Exercise description :: Return the lines below that carry the word "ylabel".

>>>>>

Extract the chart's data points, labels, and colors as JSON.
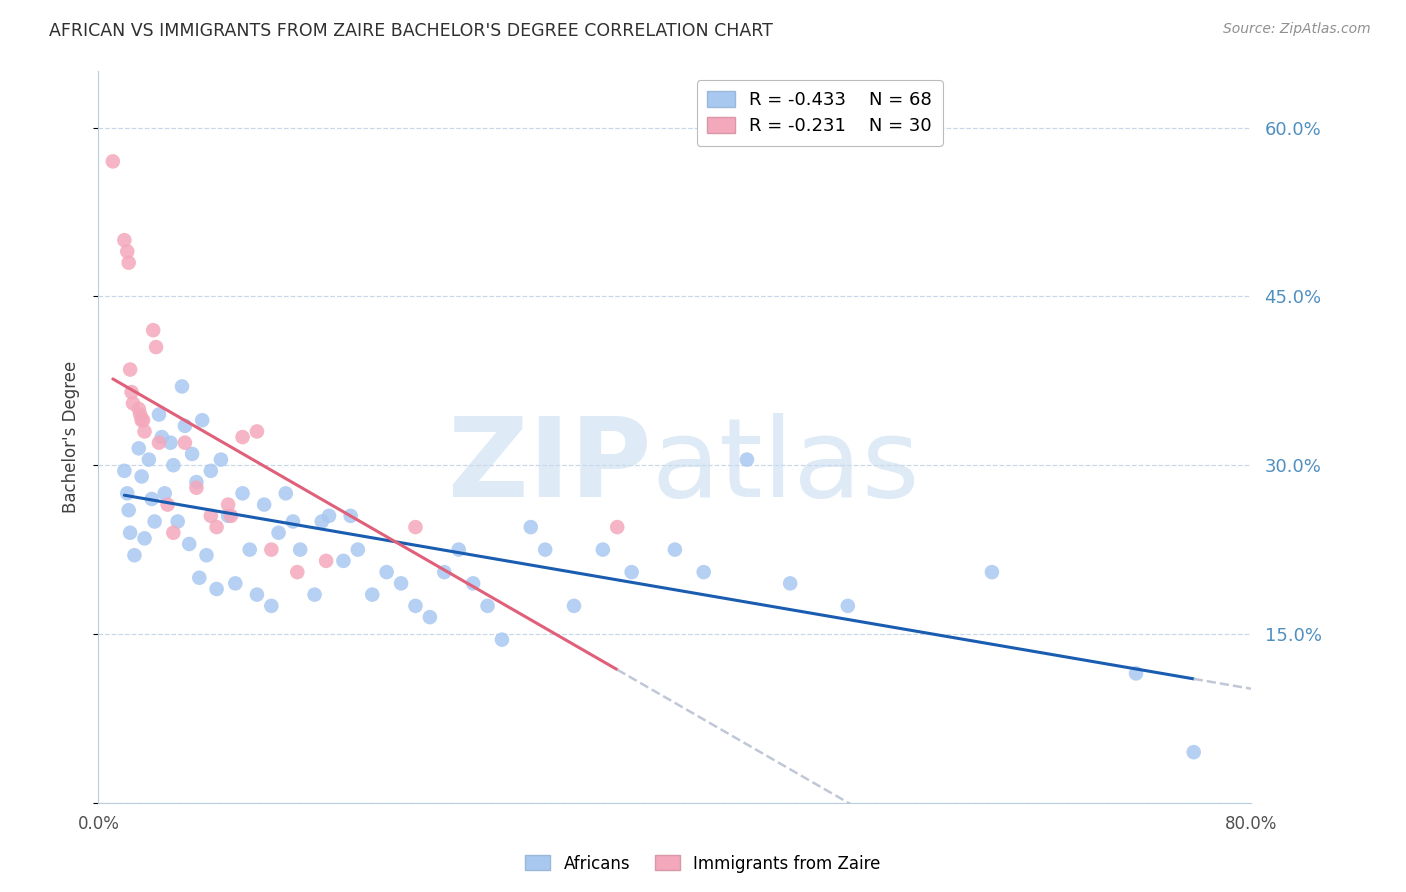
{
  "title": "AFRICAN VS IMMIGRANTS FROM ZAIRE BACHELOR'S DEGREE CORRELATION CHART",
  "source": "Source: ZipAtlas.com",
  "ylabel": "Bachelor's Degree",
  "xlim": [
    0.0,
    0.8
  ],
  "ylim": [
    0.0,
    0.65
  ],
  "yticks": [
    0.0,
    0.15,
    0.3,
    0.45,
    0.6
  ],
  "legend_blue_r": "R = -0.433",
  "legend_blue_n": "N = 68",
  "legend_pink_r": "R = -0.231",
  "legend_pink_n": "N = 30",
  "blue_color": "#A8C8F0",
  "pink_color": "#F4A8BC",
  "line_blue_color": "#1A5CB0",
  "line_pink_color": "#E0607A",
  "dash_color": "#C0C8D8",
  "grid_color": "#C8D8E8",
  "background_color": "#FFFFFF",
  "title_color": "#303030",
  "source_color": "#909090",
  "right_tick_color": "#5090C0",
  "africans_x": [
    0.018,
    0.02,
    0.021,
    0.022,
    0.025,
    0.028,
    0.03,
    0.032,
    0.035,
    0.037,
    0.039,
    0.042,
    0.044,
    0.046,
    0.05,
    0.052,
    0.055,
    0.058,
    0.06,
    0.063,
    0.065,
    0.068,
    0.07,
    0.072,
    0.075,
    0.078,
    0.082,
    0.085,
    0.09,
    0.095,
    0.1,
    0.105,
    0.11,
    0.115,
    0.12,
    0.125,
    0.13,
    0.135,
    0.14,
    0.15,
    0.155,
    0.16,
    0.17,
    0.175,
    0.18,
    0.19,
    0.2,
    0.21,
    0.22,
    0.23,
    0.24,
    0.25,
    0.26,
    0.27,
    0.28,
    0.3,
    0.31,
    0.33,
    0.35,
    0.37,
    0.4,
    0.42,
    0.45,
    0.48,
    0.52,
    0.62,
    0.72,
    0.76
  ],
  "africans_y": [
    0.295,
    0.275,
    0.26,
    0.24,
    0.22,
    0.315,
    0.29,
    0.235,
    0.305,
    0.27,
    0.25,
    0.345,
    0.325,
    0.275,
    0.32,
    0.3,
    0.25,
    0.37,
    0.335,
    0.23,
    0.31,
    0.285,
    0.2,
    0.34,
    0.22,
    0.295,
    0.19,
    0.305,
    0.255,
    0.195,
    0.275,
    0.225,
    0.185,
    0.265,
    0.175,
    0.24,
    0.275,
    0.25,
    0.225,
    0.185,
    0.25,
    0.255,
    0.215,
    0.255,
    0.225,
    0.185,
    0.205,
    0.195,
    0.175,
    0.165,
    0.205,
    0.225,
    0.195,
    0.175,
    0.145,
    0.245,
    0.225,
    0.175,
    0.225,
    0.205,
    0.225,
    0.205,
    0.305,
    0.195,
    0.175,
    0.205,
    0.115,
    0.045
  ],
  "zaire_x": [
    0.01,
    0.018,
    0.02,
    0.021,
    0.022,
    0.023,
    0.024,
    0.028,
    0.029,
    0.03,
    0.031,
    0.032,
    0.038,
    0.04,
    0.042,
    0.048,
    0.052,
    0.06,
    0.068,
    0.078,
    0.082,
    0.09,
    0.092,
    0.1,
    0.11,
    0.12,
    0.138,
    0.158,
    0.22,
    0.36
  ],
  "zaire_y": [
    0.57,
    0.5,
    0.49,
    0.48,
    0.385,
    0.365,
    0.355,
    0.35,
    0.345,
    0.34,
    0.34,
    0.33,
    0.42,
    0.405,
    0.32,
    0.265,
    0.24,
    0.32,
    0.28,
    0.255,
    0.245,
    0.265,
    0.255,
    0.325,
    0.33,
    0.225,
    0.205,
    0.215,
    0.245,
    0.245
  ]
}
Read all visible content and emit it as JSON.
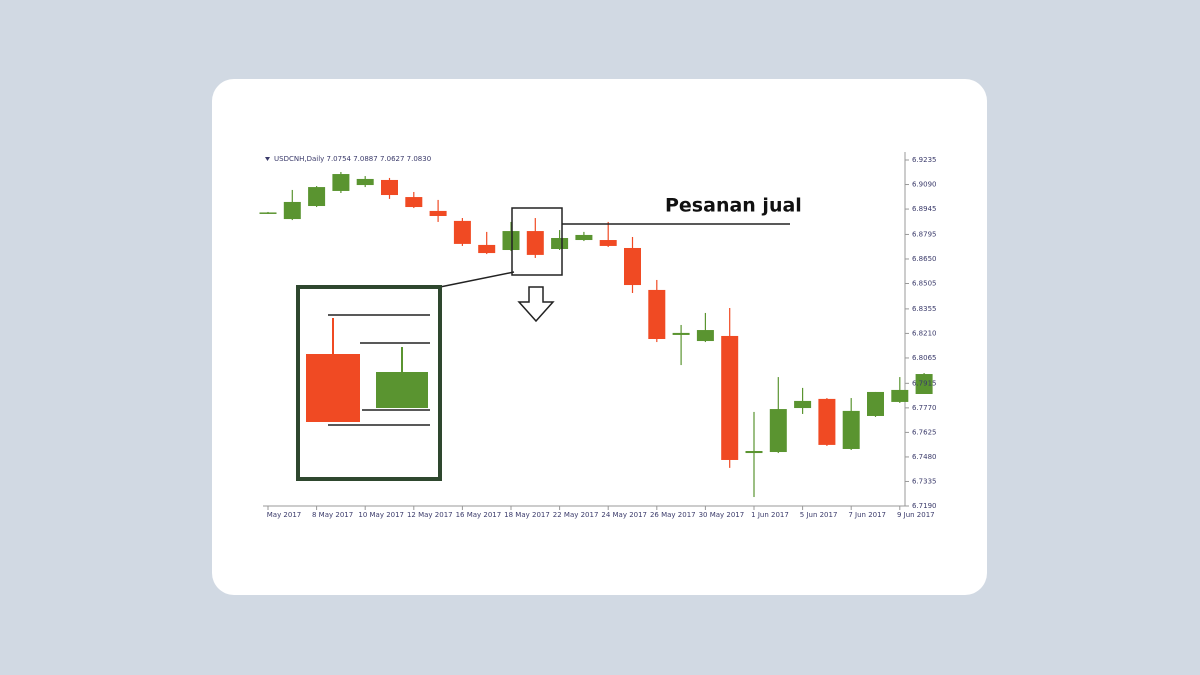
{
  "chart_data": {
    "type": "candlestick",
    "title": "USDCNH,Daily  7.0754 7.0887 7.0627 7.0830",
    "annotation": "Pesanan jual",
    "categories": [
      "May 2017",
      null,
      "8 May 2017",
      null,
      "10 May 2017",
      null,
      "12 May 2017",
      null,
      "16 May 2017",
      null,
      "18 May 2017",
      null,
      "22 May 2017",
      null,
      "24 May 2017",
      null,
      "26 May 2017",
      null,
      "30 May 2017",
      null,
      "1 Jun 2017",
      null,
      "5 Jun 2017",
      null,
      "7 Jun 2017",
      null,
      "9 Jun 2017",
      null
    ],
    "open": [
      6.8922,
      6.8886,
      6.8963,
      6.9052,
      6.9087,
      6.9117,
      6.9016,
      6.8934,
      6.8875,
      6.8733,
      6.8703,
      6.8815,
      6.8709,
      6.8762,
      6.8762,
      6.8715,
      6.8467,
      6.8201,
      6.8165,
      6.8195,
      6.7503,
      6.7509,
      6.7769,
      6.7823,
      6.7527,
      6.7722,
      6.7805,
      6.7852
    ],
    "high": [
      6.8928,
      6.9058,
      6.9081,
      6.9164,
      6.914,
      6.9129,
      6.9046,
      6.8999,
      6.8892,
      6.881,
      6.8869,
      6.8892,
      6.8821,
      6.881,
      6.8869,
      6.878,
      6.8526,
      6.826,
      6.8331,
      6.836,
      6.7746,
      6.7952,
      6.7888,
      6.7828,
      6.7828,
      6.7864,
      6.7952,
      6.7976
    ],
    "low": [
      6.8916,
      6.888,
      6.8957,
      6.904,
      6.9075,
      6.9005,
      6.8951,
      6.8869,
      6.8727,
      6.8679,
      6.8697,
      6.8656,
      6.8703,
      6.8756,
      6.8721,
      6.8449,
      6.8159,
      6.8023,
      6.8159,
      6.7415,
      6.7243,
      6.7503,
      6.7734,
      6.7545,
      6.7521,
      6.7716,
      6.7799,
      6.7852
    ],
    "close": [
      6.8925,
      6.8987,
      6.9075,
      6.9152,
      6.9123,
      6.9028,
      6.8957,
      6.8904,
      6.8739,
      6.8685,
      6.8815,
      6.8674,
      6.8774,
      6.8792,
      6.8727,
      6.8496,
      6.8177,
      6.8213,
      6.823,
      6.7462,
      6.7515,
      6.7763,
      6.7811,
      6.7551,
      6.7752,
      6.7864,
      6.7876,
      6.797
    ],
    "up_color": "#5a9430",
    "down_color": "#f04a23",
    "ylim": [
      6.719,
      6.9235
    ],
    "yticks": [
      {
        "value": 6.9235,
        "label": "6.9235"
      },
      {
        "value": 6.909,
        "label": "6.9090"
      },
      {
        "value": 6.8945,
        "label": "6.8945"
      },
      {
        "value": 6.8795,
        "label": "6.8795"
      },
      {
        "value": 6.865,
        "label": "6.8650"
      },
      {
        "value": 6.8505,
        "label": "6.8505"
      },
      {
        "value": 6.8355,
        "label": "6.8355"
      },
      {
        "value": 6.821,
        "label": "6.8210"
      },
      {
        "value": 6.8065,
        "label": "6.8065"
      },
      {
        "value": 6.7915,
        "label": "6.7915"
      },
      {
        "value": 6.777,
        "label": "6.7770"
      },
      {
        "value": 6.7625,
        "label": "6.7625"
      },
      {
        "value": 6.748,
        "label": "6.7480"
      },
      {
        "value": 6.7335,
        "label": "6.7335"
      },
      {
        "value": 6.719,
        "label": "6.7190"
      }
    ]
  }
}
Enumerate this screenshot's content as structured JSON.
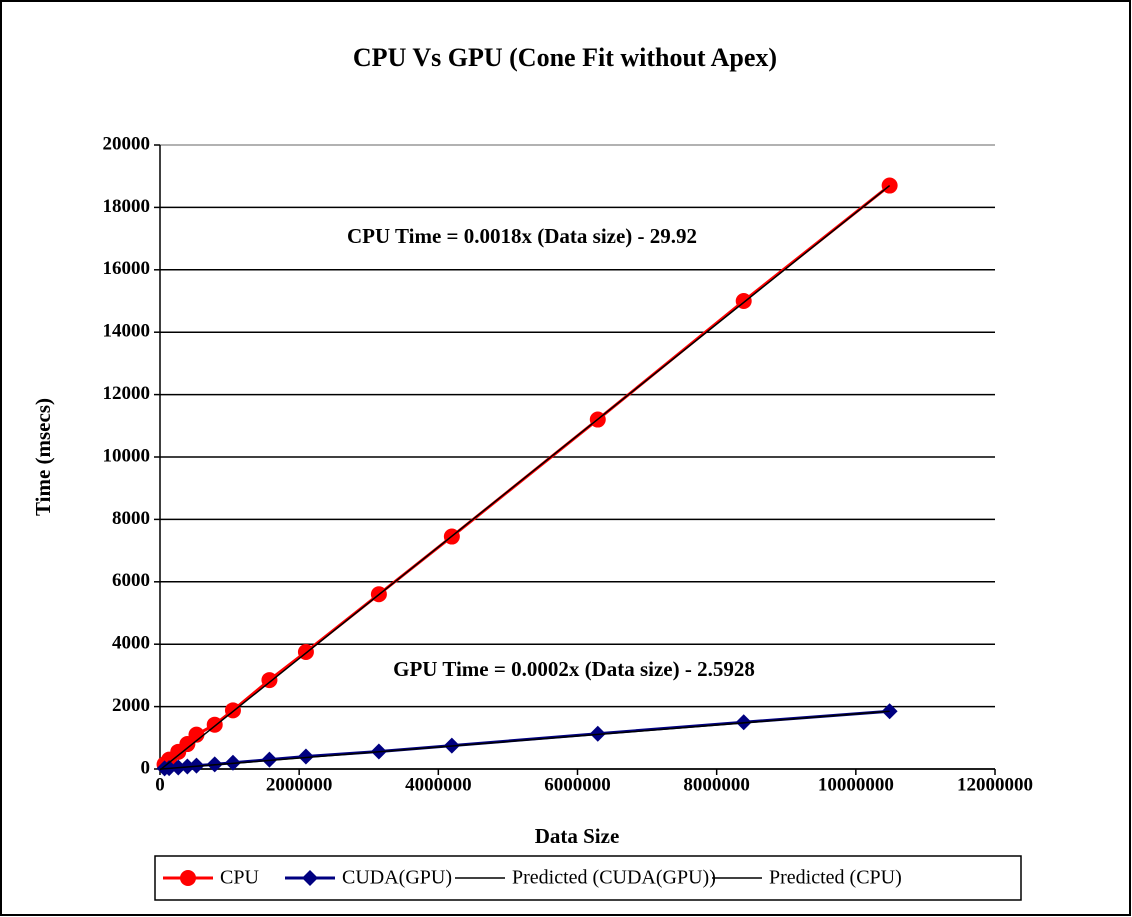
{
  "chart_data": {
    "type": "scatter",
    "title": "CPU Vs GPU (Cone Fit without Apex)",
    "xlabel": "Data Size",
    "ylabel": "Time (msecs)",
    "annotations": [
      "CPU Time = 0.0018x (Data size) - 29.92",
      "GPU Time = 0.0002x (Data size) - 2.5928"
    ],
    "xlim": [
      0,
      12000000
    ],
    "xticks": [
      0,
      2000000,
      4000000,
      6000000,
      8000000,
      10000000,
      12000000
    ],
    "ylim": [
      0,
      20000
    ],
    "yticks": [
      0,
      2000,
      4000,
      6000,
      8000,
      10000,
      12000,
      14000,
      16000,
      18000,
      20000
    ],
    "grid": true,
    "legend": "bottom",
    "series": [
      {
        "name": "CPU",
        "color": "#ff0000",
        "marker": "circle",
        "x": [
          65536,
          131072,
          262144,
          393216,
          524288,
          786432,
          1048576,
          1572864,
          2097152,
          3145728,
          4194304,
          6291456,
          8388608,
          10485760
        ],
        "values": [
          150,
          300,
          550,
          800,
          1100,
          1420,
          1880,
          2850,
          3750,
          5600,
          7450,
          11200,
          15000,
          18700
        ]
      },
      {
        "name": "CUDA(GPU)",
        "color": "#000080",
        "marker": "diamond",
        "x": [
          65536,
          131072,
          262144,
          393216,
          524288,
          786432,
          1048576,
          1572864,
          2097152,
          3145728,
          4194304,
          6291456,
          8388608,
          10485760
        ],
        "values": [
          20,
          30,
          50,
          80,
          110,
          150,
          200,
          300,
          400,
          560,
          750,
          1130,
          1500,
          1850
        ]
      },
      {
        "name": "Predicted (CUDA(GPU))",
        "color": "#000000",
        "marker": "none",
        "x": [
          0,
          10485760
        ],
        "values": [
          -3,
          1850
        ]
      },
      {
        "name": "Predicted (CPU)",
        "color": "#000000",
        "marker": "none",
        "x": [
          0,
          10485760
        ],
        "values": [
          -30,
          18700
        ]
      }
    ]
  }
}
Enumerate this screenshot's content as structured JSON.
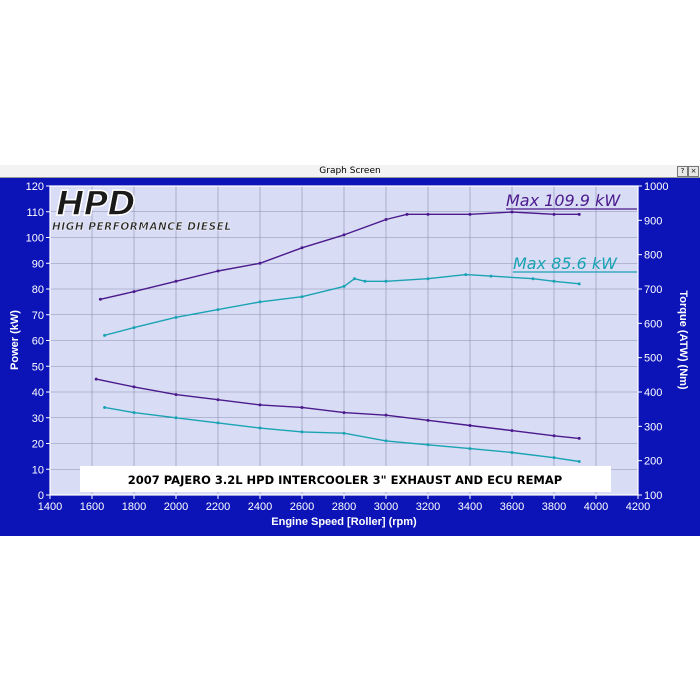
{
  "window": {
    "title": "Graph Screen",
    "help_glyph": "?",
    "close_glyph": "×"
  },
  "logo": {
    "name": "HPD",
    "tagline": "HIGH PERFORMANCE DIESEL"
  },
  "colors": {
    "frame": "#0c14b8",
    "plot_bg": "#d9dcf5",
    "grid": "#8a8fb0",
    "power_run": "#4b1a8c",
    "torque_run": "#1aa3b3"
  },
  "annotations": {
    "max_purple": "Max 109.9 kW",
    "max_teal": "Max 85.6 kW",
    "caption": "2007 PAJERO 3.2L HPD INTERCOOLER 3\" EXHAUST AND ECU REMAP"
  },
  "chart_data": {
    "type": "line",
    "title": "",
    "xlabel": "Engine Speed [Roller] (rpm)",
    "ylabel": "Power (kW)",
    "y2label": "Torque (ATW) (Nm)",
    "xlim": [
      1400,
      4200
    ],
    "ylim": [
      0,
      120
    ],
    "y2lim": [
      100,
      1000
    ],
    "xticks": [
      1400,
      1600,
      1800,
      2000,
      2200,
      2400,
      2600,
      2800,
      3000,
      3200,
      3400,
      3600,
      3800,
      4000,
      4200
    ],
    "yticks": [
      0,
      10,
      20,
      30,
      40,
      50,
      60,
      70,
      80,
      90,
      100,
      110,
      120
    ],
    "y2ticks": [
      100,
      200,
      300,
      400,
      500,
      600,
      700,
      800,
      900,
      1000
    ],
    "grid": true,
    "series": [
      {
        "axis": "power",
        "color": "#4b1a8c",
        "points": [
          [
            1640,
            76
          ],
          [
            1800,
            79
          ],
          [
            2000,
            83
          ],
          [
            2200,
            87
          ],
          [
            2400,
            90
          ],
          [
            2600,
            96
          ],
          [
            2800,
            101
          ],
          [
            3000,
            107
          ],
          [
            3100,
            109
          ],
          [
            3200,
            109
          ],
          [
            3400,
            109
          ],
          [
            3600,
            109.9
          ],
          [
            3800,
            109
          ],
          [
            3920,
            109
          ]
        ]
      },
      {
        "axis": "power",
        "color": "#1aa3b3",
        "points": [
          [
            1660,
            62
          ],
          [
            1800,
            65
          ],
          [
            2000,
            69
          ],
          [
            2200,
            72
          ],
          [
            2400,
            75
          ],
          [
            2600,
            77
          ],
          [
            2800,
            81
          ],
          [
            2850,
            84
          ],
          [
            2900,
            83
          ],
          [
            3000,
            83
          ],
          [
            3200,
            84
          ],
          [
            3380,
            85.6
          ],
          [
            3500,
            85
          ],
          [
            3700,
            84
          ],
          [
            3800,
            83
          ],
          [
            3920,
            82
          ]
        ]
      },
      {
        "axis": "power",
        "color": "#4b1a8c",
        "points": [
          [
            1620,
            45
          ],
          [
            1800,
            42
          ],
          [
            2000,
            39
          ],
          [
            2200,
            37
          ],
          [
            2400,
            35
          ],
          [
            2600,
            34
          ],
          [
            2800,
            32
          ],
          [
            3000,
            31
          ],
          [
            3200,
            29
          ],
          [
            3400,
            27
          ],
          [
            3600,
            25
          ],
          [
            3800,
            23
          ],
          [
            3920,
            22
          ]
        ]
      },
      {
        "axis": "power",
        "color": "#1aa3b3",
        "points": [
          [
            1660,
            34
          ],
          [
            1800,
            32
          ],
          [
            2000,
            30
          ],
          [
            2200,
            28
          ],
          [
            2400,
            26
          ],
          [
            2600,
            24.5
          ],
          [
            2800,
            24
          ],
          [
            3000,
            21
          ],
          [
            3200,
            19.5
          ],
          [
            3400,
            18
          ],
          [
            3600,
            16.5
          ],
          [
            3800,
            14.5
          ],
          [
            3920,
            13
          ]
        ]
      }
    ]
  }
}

<<<<<

Exercise answer ::
  "ylabel": "Bachelor's Degree",
    "ylabel": "Time (msecs)",
    "ylabel": "Power (kW)",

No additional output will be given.